Task details
The records that follow are to be repeated without alteration.
==*==
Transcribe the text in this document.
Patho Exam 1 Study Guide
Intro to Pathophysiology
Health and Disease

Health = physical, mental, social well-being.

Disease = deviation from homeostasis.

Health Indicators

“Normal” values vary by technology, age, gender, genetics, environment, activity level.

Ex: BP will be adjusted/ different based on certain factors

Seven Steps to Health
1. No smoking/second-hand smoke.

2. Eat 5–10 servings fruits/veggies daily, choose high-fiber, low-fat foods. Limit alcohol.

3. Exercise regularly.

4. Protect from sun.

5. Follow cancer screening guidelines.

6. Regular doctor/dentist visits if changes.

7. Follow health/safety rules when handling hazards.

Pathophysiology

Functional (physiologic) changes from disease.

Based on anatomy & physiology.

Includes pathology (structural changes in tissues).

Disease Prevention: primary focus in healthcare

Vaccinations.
==*==
Expected output
Transcribe the text in this document.
Patho Exam 1 Study Guide
Intro to Pathophysiology
Health and Disease

Health = physical, mental, social well-being.

Disease = deviation from homeostasis.

Health Indicators

“Normal” values vary by technology, age, gender, genetics, environment, activity level.

Ex: BP will be adjusted/ different based on certain factors

Seven Steps to Health
1. No smoking/second-hand smoke.

2. Eat 5–10 servings fruits/veggies daily, choose high-fiber, low-fat foods. Limit alcohol.

3. Exercise regularly.

4. Protect from sun.

5. Follow cancer screening guidelines.

6. Regular doctor/dentist visits if changes.

7. Follow health/safety rules when handling hazards.

Pathophysiology

Functional (physiologic) changes from disease.

Based on anatomy & physiology.

Includes pathology (structural changes in tissues).

Disease Prevention: primary focus in healthcare

Vaccinations.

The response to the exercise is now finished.